■ WRITTEN PROBLEM
Would you return all of this data exactly, leaving nothing out?
# START OF INPUT RECORDS
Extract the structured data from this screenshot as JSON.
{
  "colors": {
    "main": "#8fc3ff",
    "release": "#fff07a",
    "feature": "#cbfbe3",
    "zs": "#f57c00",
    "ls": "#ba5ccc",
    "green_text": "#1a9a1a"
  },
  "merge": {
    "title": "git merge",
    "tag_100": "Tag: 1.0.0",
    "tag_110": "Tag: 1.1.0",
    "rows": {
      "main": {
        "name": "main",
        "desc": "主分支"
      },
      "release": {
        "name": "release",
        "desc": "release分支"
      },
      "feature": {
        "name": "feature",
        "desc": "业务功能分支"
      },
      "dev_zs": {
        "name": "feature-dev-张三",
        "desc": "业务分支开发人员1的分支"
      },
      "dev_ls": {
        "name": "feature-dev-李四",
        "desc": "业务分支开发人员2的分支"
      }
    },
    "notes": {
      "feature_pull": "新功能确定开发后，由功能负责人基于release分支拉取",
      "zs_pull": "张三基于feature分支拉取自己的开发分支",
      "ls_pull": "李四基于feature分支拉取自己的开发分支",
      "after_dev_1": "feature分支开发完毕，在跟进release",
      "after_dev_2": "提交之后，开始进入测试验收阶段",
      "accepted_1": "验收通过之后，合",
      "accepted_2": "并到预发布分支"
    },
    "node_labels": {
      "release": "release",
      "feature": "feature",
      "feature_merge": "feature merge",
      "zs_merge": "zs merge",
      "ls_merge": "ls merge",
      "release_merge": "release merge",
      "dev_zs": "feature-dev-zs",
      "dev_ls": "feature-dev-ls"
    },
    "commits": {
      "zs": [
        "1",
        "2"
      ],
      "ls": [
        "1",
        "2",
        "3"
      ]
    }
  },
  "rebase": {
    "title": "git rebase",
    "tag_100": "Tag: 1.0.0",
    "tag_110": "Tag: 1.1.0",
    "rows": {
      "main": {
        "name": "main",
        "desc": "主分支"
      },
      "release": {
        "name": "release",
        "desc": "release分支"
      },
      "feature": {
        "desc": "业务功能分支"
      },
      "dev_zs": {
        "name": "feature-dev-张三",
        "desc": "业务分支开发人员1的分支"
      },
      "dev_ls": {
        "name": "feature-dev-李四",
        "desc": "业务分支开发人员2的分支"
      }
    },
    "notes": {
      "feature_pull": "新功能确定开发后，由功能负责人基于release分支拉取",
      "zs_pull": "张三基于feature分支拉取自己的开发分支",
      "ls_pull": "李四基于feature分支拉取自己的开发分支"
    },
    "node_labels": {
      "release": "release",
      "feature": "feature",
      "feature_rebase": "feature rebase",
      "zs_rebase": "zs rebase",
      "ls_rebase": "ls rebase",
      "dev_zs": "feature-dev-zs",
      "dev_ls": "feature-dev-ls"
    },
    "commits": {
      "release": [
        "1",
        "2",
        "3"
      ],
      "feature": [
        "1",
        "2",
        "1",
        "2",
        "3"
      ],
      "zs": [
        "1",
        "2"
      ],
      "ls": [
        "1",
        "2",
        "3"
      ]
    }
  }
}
# END OF INPUT RECORDS
■ TASK OUTPUT
Extract the structured data from this screenshot as JSON.
{
  "colors": {
    "main": "#8fc3ff",
    "release": "#fff07a",
    "feature": "#cbfbe3",
    "zs": "#f57c00",
    "ls": "#ba5ccc",
    "green_text": "#1a9a1a"
  },
  "merge": {
    "title": "git merge",
    "tag_100": "Tag: 1.0.0",
    "tag_110": "Tag: 1.1.0",
    "rows": {
      "main": {
        "name": "main",
        "desc": "主分支"
      },
      "release": {
        "name": "release",
        "desc": "release分支"
      },
      "feature": {
        "name": "feature",
        "desc": "业务功能分支"
      },
      "dev_zs": {
        "name": "feature-dev-张三",
        "desc": "业务分支开发人员1的分支"
      },
      "dev_ls": {
        "name": "feature-dev-李四",
        "desc": "业务分支开发人员2的分支"
      }
    },
    "notes": {
      "feature_pull": "新功能确定开发后，由功能负责人基于release分支拉取",
      "zs_pull": "张三基于feature分支拉取自己的开发分支",
      "ls_pull": "李四基于feature分支拉取自己的开发分支",
      "after_dev_1": "feature分支开发完毕，在跟进release",
      "after_dev_2": "提交之后，开始进入测试验收阶段",
      "accepted_1": "验收通过之后，合",
      "accepted_2": "并到预发布分支"
    },
    "node_labels": {
      "release": "release",
      "feature": "feature",
      "feature_merge": "feature merge",
      "zs_merge": "zs merge",
      "ls_merge": "ls merge",
      "release_merge": "release merge",
      "dev_zs": "feature-dev-zs",
      "dev_ls": "feature-dev-ls"
    },
    "commits": {
      "zs": [
        "1",
        "2"
      ],
      "ls": [
        "1",
        "2",
        "3"
      ]
    }
  },
  "rebase": {
    "title": "git rebase",
    "tag_100": "Tag: 1.0.0",
    "tag_110": "Tag: 1.1.0",
    "rows": {
      "main": {
        "name": "main",
        "desc": "主分支"
      },
      "release": {
        "name": "release",
        "desc": "release分支"
      },
      "feature": {
        "desc": "业务功能分支"
      },
      "dev_zs": {
        "name": "feature-dev-张三",
        "desc": "业务分支开发人员1的分支"
      },
      "dev_ls": {
        "name": "feature-dev-李四",
        "desc": "业务分支开发人员2的分支"
      }
    },
    "notes": {
      "feature_pull": "新功能确定开发后，由功能负责人基于release分支拉取",
      "zs_pull": "张三基于feature分支拉取自己的开发分支",
      "ls_pull": "李四基于feature分支拉取自己的开发分支"
    },
    "node_labels": {
      "release": "release",
      "feature": "feature",
      "feature_rebase": "feature rebase",
      "zs_rebase": "zs rebase",
      "ls_rebase": "ls rebase",
      "dev_zs": "feature-dev-zs",
      "dev_ls": "feature-dev-ls"
    },
    "commits": {
      "release": [
        "1",
        "2",
        "3"
      ],
      "feature": [
        "1",
        "2",
        "1",
        "2",
        "3"
      ],
      "zs": [
        "1",
        "2"
      ],
      "ls": [
        "1",
        "2",
        "3"
      ]
    }
  }
}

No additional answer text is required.